Can you pull out, character for character, everything in the material below from its very first line down to the line containing "Text: Federal Funds", both of those lines included?

------------------------------------

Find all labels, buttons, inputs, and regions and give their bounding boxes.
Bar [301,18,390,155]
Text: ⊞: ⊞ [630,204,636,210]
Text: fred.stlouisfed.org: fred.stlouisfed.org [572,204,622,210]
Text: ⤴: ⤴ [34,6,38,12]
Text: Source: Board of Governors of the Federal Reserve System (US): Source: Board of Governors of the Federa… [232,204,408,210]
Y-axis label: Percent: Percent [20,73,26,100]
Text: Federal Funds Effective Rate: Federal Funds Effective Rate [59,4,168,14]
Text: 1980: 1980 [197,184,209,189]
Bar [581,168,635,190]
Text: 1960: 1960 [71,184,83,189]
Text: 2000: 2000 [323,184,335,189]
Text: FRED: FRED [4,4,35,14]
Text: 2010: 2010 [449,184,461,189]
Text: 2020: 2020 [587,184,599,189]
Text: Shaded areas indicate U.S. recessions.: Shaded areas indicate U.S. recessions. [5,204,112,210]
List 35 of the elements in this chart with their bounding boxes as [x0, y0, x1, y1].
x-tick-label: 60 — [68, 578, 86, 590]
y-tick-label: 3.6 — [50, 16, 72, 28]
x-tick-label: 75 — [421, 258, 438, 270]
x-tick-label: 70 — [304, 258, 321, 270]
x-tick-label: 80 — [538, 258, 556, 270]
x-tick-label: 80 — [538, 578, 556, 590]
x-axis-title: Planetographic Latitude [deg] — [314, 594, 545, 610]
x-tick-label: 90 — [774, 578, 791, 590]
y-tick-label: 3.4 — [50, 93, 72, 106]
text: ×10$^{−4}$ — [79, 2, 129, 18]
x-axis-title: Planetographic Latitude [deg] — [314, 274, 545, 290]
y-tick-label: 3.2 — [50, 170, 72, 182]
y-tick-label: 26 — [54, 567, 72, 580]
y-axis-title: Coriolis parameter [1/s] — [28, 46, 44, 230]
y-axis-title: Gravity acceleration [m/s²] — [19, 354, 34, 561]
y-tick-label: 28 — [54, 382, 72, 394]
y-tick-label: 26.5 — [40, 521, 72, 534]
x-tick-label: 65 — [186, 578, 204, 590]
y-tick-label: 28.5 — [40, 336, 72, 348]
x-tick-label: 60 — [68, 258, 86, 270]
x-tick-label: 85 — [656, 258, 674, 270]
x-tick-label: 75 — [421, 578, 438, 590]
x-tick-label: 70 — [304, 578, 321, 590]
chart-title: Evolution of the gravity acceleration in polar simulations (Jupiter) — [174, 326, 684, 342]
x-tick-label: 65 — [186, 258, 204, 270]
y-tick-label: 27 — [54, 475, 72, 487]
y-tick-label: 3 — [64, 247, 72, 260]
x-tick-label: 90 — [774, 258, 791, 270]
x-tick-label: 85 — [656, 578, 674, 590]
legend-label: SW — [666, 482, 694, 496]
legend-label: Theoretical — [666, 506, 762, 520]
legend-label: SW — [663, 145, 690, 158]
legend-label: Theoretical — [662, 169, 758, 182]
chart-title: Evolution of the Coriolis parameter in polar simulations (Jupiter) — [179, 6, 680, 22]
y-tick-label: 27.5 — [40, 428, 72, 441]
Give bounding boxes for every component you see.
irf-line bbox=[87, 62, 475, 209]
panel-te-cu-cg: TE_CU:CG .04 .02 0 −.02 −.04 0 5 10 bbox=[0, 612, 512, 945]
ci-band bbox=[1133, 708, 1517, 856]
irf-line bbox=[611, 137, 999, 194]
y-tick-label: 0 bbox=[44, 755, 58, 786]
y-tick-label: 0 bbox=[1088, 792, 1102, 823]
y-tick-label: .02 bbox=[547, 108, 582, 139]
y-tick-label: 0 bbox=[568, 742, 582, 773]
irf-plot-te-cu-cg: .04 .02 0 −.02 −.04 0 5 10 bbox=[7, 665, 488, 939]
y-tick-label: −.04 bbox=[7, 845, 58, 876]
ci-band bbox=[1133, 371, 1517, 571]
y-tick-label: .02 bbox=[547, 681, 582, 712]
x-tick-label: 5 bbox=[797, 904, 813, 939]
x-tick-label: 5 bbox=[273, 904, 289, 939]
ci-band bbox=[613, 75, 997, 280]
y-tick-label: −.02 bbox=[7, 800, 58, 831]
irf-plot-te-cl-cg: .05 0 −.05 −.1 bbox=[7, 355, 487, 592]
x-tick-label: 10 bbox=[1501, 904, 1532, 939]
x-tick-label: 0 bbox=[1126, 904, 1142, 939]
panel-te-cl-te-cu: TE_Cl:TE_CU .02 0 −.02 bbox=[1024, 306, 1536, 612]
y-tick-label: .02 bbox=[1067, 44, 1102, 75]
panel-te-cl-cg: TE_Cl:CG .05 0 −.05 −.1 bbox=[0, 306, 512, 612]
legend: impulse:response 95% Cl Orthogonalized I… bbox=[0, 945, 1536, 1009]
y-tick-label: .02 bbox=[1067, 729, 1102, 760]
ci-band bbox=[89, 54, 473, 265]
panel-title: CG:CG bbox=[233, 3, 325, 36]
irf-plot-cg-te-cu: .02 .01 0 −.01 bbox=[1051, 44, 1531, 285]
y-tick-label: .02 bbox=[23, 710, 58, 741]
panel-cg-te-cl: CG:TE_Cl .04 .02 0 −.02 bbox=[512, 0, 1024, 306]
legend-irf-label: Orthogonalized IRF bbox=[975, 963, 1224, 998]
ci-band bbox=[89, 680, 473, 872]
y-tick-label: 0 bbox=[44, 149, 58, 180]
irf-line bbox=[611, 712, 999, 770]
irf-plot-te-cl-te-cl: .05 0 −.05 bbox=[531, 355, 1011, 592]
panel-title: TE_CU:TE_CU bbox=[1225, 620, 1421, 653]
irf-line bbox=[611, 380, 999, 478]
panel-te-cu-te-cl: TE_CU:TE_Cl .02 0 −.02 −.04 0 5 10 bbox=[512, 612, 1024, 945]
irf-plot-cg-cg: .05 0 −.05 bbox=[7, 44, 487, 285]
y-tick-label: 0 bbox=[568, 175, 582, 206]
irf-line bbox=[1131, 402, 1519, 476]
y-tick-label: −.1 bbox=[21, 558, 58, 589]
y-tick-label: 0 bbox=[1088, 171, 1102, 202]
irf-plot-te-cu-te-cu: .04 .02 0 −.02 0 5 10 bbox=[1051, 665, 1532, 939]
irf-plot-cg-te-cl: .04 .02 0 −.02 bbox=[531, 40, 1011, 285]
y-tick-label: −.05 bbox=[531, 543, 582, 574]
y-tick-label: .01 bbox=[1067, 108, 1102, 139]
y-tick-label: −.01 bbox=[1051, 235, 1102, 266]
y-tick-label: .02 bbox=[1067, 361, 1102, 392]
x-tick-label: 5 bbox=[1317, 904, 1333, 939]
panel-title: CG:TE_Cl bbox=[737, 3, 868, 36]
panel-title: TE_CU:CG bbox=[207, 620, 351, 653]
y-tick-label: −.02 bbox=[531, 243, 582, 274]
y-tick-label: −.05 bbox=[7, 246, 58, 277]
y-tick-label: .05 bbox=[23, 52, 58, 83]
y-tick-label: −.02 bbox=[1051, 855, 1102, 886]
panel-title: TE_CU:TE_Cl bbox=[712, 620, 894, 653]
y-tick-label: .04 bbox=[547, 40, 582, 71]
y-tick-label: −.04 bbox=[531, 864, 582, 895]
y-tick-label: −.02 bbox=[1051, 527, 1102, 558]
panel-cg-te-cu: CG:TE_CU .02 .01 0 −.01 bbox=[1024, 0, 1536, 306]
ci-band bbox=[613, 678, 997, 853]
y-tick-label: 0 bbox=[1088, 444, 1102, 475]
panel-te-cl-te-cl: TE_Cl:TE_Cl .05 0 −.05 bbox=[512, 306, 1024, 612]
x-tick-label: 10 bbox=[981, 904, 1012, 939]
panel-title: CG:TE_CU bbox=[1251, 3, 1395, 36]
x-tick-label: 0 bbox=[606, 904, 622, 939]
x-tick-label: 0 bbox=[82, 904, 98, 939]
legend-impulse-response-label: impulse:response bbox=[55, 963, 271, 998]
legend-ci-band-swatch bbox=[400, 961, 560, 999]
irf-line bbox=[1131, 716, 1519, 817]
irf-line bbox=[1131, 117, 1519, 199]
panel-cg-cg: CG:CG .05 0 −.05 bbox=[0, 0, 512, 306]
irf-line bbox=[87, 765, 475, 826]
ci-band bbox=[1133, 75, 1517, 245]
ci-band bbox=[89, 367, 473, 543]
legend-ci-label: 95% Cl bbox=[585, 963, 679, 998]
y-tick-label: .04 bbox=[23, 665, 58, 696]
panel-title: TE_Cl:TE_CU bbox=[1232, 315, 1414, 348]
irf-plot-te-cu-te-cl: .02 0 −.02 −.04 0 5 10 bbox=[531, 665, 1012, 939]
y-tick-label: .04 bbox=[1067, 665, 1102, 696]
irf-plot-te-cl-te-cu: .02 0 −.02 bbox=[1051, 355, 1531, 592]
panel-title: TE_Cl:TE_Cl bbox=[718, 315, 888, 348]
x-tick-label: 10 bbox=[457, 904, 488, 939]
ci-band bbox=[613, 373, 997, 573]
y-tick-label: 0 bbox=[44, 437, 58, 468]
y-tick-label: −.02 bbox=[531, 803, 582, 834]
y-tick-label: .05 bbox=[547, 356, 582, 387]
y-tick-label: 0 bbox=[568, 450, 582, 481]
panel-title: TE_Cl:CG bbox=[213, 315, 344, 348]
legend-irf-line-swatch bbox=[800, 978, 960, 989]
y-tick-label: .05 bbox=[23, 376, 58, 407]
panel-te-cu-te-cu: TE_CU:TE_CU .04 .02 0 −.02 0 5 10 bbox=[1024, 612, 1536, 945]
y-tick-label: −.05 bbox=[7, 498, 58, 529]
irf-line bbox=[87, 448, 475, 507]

------------------------------------

• _SOLVED PROBLEM_
Find all labels, buttons, inputs, and regions and give their bounding boxes.
Bar [301,18,390,155]
Text: ⊞: ⊞ [630,204,636,210]
Text: fred.stlouisfed.org: fred.stlouisfed.org [572,204,622,210]
Text: ⤴: ⤴ [34,6,38,12]
Text: Source: Board of Governors of the Federal Reserve System (US): Source: Board of Governors of the Federa… [232,204,408,210]
Y-axis label: Percent: Percent [20,73,26,100]
Text: Federal Funds Effective Rate: Federal Funds Effective Rate [59,4,168,14]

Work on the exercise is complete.